Collected data:
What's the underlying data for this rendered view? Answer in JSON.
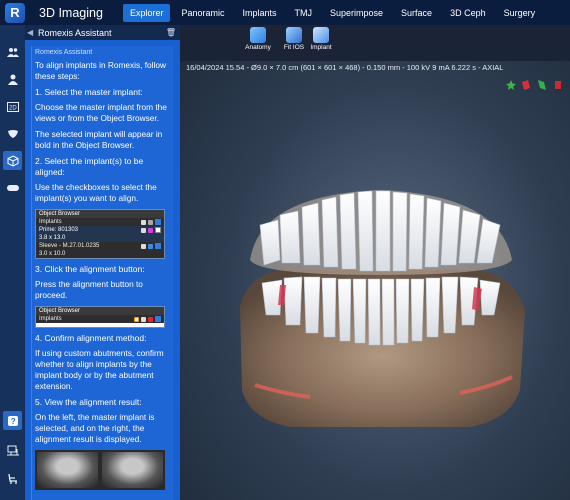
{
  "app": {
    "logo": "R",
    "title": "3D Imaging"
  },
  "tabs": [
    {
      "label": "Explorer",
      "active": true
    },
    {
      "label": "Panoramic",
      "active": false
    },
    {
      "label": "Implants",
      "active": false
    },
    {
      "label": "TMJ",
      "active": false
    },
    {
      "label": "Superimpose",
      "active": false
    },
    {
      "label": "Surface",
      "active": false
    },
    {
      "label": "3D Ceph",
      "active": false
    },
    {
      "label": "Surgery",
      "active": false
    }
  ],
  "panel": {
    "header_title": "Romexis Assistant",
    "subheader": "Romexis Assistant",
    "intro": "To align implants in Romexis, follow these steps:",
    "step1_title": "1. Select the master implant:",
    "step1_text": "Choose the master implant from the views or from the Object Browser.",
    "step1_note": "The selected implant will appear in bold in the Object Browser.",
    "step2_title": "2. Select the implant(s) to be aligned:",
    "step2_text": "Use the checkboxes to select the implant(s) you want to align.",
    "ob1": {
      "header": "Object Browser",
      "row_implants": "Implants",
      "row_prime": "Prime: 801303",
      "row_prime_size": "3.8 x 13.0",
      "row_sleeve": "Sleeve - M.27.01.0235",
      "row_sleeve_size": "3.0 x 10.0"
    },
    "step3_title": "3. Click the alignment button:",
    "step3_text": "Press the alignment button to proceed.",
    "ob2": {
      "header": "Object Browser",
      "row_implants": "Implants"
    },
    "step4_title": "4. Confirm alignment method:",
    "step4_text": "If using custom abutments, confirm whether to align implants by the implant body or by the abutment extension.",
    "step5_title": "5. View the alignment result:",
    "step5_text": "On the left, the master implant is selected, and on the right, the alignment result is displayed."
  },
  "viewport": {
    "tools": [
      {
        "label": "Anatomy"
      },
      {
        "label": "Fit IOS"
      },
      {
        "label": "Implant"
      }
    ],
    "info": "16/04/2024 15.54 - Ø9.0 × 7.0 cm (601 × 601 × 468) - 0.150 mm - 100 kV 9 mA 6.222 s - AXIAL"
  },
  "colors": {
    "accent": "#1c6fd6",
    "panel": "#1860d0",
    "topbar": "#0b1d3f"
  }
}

WORK TO COMPLETE |
Above is a listing; report how many of its lines include the word "Browser", giving the number only.

RESPONSE TO THIS TASK |
4